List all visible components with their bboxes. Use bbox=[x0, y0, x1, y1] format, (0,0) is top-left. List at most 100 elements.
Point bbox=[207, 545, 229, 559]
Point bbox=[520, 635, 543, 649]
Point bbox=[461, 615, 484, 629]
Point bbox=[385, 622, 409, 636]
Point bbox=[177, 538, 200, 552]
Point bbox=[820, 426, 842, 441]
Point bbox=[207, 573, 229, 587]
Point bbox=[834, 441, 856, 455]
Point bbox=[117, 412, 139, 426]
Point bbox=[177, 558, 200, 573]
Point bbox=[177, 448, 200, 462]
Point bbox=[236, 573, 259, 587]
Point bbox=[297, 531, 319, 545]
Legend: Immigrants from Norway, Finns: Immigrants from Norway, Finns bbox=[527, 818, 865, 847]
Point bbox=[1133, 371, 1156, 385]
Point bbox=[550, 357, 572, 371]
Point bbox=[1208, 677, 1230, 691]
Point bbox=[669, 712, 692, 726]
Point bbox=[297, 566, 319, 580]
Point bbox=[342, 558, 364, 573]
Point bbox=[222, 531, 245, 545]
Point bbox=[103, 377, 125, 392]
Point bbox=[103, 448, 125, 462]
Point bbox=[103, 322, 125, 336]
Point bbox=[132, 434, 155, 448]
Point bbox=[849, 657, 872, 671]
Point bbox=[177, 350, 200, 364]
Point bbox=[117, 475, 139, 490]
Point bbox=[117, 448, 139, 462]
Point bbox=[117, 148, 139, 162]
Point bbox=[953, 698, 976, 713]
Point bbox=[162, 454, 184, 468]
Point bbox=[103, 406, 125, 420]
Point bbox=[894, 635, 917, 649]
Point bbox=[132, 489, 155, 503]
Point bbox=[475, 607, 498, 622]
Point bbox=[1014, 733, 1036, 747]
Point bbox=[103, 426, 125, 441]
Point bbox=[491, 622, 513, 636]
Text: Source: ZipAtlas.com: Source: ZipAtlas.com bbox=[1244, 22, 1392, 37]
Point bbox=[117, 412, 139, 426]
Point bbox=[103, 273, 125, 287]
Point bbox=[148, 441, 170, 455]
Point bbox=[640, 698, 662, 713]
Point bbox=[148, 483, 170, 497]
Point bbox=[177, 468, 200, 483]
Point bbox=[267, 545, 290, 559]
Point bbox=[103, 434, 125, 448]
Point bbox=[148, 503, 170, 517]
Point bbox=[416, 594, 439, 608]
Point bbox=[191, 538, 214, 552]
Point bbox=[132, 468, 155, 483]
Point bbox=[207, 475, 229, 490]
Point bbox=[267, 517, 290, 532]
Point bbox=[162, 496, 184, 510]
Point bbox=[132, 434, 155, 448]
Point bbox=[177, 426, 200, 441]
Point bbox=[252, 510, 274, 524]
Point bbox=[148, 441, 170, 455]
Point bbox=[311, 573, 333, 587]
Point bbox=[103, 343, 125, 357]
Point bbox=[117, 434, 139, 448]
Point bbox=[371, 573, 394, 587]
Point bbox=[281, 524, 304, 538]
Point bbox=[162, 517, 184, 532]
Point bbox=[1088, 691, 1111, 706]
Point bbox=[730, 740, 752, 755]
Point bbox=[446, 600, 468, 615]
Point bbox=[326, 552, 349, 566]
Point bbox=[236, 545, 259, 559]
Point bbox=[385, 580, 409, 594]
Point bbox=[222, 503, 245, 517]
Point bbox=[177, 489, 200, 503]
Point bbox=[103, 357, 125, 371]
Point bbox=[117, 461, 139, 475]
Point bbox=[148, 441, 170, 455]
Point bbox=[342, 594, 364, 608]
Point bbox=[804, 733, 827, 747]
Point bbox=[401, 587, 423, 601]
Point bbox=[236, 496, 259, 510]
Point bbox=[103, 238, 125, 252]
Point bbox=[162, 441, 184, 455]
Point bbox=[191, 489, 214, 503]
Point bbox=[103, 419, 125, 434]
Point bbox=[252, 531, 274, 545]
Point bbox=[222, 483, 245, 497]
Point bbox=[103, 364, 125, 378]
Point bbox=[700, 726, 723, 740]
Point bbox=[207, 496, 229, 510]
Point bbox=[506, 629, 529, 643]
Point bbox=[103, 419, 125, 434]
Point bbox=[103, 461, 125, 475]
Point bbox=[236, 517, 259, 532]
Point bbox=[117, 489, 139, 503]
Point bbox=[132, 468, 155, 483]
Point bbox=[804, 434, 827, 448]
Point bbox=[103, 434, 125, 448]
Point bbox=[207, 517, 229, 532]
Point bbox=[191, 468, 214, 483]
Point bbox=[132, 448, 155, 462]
────────────────────
→ Work to do: Reproduce all of the material above line for line, changing nothing.

→ Correct response:
List all visible components with their bboxes. Use bbox=[x0, y0, x1, y1] format, (0,0) is top-left. List at most 100 elements.
Point bbox=[207, 545, 229, 559]
Point bbox=[520, 635, 543, 649]
Point bbox=[461, 615, 484, 629]
Point bbox=[385, 622, 409, 636]
Point bbox=[177, 538, 200, 552]
Point bbox=[820, 426, 842, 441]
Point bbox=[207, 573, 229, 587]
Point bbox=[834, 441, 856, 455]
Point bbox=[117, 412, 139, 426]
Point bbox=[177, 558, 200, 573]
Point bbox=[177, 448, 200, 462]
Point bbox=[236, 573, 259, 587]
Point bbox=[297, 531, 319, 545]
Legend: Immigrants from Norway, Finns: Immigrants from Norway, Finns bbox=[527, 818, 865, 847]
Point bbox=[1133, 371, 1156, 385]
Point bbox=[550, 357, 572, 371]
Point bbox=[1208, 677, 1230, 691]
Point bbox=[669, 712, 692, 726]
Point bbox=[297, 566, 319, 580]
Point bbox=[342, 558, 364, 573]
Point bbox=[222, 531, 245, 545]
Point bbox=[103, 377, 125, 392]
Point bbox=[103, 448, 125, 462]
Point bbox=[103, 322, 125, 336]
Point bbox=[132, 434, 155, 448]
Point bbox=[849, 657, 872, 671]
Point bbox=[177, 350, 200, 364]
Point bbox=[117, 475, 139, 490]
Point bbox=[117, 448, 139, 462]
Point bbox=[117, 148, 139, 162]
Point bbox=[953, 698, 976, 713]
Point bbox=[162, 454, 184, 468]
Point bbox=[103, 406, 125, 420]
Point bbox=[894, 635, 917, 649]
Point bbox=[132, 489, 155, 503]
Point bbox=[475, 607, 498, 622]
Point bbox=[1014, 733, 1036, 747]
Point bbox=[103, 426, 125, 441]
Point bbox=[491, 622, 513, 636]
Text: Source: ZipAtlas.com: Source: ZipAtlas.com bbox=[1244, 22, 1392, 37]
Point bbox=[117, 412, 139, 426]
Point bbox=[103, 273, 125, 287]
Point bbox=[148, 441, 170, 455]
Point bbox=[640, 698, 662, 713]
Point bbox=[148, 483, 170, 497]
Point bbox=[177, 468, 200, 483]
Point bbox=[267, 545, 290, 559]
Point bbox=[103, 434, 125, 448]
Point bbox=[148, 503, 170, 517]
Point bbox=[416, 594, 439, 608]
Point bbox=[191, 538, 214, 552]
Point bbox=[132, 468, 155, 483]
Point bbox=[207, 475, 229, 490]
Point bbox=[267, 517, 290, 532]
Point bbox=[162, 496, 184, 510]
Point bbox=[132, 434, 155, 448]
Point bbox=[177, 426, 200, 441]
Point bbox=[252, 510, 274, 524]
Point bbox=[148, 441, 170, 455]
Point bbox=[311, 573, 333, 587]
Point bbox=[103, 343, 125, 357]
Point bbox=[117, 434, 139, 448]
Point bbox=[371, 573, 394, 587]
Point bbox=[281, 524, 304, 538]
Point bbox=[162, 517, 184, 532]
Point bbox=[1088, 691, 1111, 706]
Point bbox=[730, 740, 752, 755]
Point bbox=[446, 600, 468, 615]
Point bbox=[326, 552, 349, 566]
Point bbox=[236, 545, 259, 559]
Point bbox=[385, 580, 409, 594]
Point bbox=[222, 503, 245, 517]
Point bbox=[177, 489, 200, 503]
Point bbox=[103, 357, 125, 371]
Point bbox=[117, 461, 139, 475]
Point bbox=[148, 441, 170, 455]
Point bbox=[342, 594, 364, 608]
Point bbox=[804, 733, 827, 747]
Point bbox=[401, 587, 423, 601]
Point bbox=[236, 496, 259, 510]
Point bbox=[103, 238, 125, 252]
Point bbox=[162, 441, 184, 455]
Point bbox=[191, 489, 214, 503]
Point bbox=[103, 419, 125, 434]
Point bbox=[252, 531, 274, 545]
Point bbox=[222, 483, 245, 497]
Point bbox=[103, 364, 125, 378]
Point bbox=[700, 726, 723, 740]
Point bbox=[207, 496, 229, 510]
Point bbox=[506, 629, 529, 643]
Point bbox=[103, 419, 125, 434]
Point bbox=[103, 461, 125, 475]
Point bbox=[236, 517, 259, 532]
Point bbox=[117, 489, 139, 503]
Point bbox=[132, 468, 155, 483]
Point bbox=[804, 434, 827, 448]
Point bbox=[103, 434, 125, 448]
Point bbox=[207, 517, 229, 532]
Point bbox=[191, 468, 214, 483]
Point bbox=[132, 448, 155, 462]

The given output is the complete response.